| Work to be completed |
Below is a set of records; restate each one word for word.

| Material provided |
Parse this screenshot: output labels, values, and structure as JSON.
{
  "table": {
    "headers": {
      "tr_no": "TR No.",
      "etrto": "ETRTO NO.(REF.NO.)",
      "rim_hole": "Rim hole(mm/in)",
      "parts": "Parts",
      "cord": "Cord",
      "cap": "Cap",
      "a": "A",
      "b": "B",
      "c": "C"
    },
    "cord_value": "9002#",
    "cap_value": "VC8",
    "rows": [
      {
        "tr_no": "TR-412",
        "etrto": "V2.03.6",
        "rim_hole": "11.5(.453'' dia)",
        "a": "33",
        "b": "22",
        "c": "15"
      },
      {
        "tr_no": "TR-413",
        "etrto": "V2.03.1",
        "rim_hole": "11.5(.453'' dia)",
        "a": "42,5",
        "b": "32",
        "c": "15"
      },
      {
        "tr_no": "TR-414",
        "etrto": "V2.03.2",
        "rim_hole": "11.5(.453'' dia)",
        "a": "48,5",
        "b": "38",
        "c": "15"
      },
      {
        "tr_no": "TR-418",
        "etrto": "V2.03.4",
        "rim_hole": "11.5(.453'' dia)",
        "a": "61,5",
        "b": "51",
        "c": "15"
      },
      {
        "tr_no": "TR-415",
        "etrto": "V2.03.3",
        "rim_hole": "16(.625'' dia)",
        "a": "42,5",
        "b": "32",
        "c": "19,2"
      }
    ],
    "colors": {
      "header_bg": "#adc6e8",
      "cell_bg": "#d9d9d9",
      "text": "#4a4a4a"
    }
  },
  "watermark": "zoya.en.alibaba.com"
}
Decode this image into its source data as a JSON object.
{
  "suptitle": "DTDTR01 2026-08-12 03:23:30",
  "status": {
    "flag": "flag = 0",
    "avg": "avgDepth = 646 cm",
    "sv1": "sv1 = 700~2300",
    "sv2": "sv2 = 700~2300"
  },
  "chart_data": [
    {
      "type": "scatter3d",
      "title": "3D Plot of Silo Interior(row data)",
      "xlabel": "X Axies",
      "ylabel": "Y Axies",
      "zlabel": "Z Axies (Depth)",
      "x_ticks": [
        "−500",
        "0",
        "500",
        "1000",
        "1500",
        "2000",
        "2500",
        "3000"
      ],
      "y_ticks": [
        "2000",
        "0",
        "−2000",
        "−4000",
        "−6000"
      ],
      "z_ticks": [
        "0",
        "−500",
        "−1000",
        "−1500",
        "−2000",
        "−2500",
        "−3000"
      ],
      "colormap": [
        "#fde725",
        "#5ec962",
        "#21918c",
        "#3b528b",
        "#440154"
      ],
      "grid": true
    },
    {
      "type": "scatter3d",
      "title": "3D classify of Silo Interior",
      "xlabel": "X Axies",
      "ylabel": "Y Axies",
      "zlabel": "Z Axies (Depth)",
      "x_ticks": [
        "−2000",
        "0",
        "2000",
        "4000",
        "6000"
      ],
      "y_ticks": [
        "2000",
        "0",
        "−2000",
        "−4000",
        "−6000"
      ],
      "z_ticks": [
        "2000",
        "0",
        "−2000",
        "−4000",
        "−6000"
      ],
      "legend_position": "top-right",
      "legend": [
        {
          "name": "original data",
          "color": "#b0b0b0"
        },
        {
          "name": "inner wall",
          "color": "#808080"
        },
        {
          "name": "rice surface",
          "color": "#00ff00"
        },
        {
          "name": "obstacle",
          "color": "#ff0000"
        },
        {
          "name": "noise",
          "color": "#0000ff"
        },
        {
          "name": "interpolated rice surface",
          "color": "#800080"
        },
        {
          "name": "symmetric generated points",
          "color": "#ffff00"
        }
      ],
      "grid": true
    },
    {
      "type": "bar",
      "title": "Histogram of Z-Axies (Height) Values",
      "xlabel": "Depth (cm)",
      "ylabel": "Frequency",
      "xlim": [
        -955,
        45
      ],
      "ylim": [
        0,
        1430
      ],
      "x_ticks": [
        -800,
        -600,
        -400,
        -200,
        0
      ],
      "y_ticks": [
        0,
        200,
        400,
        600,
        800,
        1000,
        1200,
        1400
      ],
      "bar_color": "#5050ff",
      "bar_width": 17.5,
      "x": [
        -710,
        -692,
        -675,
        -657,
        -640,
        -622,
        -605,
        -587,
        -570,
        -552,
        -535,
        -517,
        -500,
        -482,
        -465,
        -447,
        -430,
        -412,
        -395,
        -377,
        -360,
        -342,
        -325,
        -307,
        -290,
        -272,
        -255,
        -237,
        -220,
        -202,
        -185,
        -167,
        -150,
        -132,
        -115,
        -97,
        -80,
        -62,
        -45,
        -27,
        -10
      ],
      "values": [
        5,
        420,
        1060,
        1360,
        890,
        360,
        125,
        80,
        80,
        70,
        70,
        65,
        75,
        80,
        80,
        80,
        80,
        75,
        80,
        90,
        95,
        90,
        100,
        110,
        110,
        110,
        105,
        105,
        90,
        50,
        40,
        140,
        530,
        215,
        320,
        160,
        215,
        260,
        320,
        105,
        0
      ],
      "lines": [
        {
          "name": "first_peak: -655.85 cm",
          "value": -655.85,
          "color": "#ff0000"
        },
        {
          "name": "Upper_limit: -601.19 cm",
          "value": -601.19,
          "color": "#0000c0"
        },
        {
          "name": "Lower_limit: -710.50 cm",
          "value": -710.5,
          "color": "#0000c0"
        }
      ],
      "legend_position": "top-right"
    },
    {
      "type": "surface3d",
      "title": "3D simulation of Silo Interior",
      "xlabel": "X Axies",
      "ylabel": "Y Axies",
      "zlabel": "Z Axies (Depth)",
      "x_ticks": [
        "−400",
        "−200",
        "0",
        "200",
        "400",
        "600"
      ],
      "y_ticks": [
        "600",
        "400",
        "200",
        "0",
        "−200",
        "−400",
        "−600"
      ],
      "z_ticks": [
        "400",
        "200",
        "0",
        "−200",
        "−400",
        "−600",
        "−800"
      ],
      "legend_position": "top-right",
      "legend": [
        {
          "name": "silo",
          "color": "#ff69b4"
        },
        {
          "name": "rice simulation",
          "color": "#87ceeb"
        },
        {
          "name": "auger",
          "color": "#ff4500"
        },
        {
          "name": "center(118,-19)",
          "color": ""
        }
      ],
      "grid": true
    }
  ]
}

| Result of the exercise |
Parse this screenshot: output labels, values, and structure as JSON.
{
  "table": {
    "headers": {
      "tr_no": "TR No.",
      "etrto": "ETRTO NO.(REF.NO.)",
      "rim_hole": "Rim hole(mm/in)",
      "parts": "Parts",
      "cord": "Cord",
      "cap": "Cap",
      "a": "A",
      "b": "B",
      "c": "C"
    },
    "cord_value": "9002#",
    "cap_value": "VC8",
    "rows": [
      {
        "tr_no": "TR-412",
        "etrto": "V2.03.6",
        "rim_hole": "11.5(.453'' dia)",
        "a": "33",
        "b": "22",
        "c": "15"
      },
      {
        "tr_no": "TR-413",
        "etrto": "V2.03.1",
        "rim_hole": "11.5(.453'' dia)",
        "a": "42,5",
        "b": "32",
        "c": "15"
      },
      {
        "tr_no": "TR-414",
        "etrto": "V2.03.2",
        "rim_hole": "11.5(.453'' dia)",
        "a": "48,5",
        "b": "38",
        "c": "15"
      },
      {
        "tr_no": "TR-418",
        "etrto": "V2.03.4",
        "rim_hole": "11.5(.453'' dia)",
        "a": "61,5",
        "b": "51",
        "c": "15"
      },
      {
        "tr_no": "TR-415",
        "etrto": "V2.03.3",
        "rim_hole": "16(.625'' dia)",
        "a": "42,5",
        "b": "32",
        "c": "19,2"
      }
    ],
    "colors": {
      "header_bg": "#adc6e8",
      "cell_bg": "#d9d9d9",
      "text": "#4a4a4a"
    }
  },
  "watermark": "zoya.en.alibaba.com"
}
Decode this image into its source data as a JSON object.
{
  "suptitle": "DTDTR01 2026-08-12 03:23:30",
  "status": {
    "flag": "flag = 0",
    "avg": "avgDepth = 646 cm",
    "sv1": "sv1 = 700~2300",
    "sv2": "sv2 = 700~2300"
  },
  "chart_data": [
    {
      "type": "scatter3d",
      "title": "3D Plot of Silo Interior(row data)",
      "xlabel": "X Axies",
      "ylabel": "Y Axies",
      "zlabel": "Z Axies (Depth)",
      "x_ticks": [
        "−500",
        "0",
        "500",
        "1000",
        "1500",
        "2000",
        "2500",
        "3000"
      ],
      "y_ticks": [
        "2000",
        "0",
        "−2000",
        "−4000",
        "−6000"
      ],
      "z_ticks": [
        "0",
        "−500",
        "−1000",
        "−1500",
        "−2000",
        "−2500",
        "−3000"
      ],
      "colormap": [
        "#fde725",
        "#5ec962",
        "#21918c",
        "#3b528b",
        "#440154"
      ],
      "grid": true
    },
    {
      "type": "scatter3d",
      "title": "3D classify of Silo Interior",
      "xlabel": "X Axies",
      "ylabel": "Y Axies",
      "zlabel": "Z Axies (Depth)",
      "x_ticks": [
        "−2000",
        "0",
        "2000",
        "4000",
        "6000"
      ],
      "y_ticks": [
        "2000",
        "0",
        "−2000",
        "−4000",
        "−6000"
      ],
      "z_ticks": [
        "2000",
        "0",
        "−2000",
        "−4000",
        "−6000"
      ],
      "legend_position": "top-right",
      "legend": [
        {
          "name": "original data",
          "color": "#b0b0b0"
        },
        {
          "name": "inner wall",
          "color": "#808080"
        },
        {
          "name": "rice surface",
          "color": "#00ff00"
        },
        {
          "name": "obstacle",
          "color": "#ff0000"
        },
        {
          "name": "noise",
          "color": "#0000ff"
        },
        {
          "name": "interpolated rice surface",
          "color": "#800080"
        },
        {
          "name": "symmetric generated points",
          "color": "#ffff00"
        }
      ],
      "grid": true
    },
    {
      "type": "bar",
      "title": "Histogram of Z-Axies (Height) Values",
      "xlabel": "Depth (cm)",
      "ylabel": "Frequency",
      "xlim": [
        -955,
        45
      ],
      "ylim": [
        0,
        1430
      ],
      "x_ticks": [
        -800,
        -600,
        -400,
        -200,
        0
      ],
      "y_ticks": [
        0,
        200,
        400,
        600,
        800,
        1000,
        1200,
        1400
      ],
      "bar_color": "#5050ff",
      "bar_width": 17.5,
      "x": [
        -710,
        -692,
        -675,
        -657,
        -640,
        -622,
        -605,
        -587,
        -570,
        -552,
        -535,
        -517,
        -500,
        -482,
        -465,
        -447,
        -430,
        -412,
        -395,
        -377,
        -360,
        -342,
        -325,
        -307,
        -290,
        -272,
        -255,
        -237,
        -220,
        -202,
        -185,
        -167,
        -150,
        -132,
        -115,
        -97,
        -80,
        -62,
        -45,
        -27,
        -10
      ],
      "values": [
        5,
        420,
        1060,
        1360,
        890,
        360,
        125,
        80,
        80,
        70,
        70,
        65,
        75,
        80,
        80,
        80,
        80,
        75,
        80,
        90,
        95,
        90,
        100,
        110,
        110,
        110,
        105,
        105,
        90,
        50,
        40,
        140,
        530,
        215,
        320,
        160,
        215,
        260,
        320,
        105,
        0
      ],
      "lines": [
        {
          "name": "first_peak: -655.85 cm",
          "value": -655.85,
          "color": "#ff0000"
        },
        {
          "name": "Upper_limit: -601.19 cm",
          "value": -601.19,
          "color": "#0000c0"
        },
        {
          "name": "Lower_limit: -710.50 cm",
          "value": -710.5,
          "color": "#0000c0"
        }
      ],
      "legend_position": "top-right"
    },
    {
      "type": "surface3d",
      "title": "3D simulation of Silo Interior",
      "xlabel": "X Axies",
      "ylabel": "Y Axies",
      "zlabel": "Z Axies (Depth)",
      "x_ticks": [
        "−400",
        "−200",
        "0",
        "200",
        "400",
        "600"
      ],
      "y_ticks": [
        "600",
        "400",
        "200",
        "0",
        "−200",
        "−400",
        "−600"
      ],
      "z_ticks": [
        "400",
        "200",
        "0",
        "−200",
        "−400",
        "−600",
        "−800"
      ],
      "legend_position": "top-right",
      "legend": [
        {
          "name": "silo",
          "color": "#ff69b4"
        },
        {
          "name": "rice simulation",
          "color": "#87ceeb"
        },
        {
          "name": "auger",
          "color": "#ff4500"
        },
        {
          "name": "center(118,-19)",
          "color": ""
        }
      ],
      "grid": true
    }
  ]
}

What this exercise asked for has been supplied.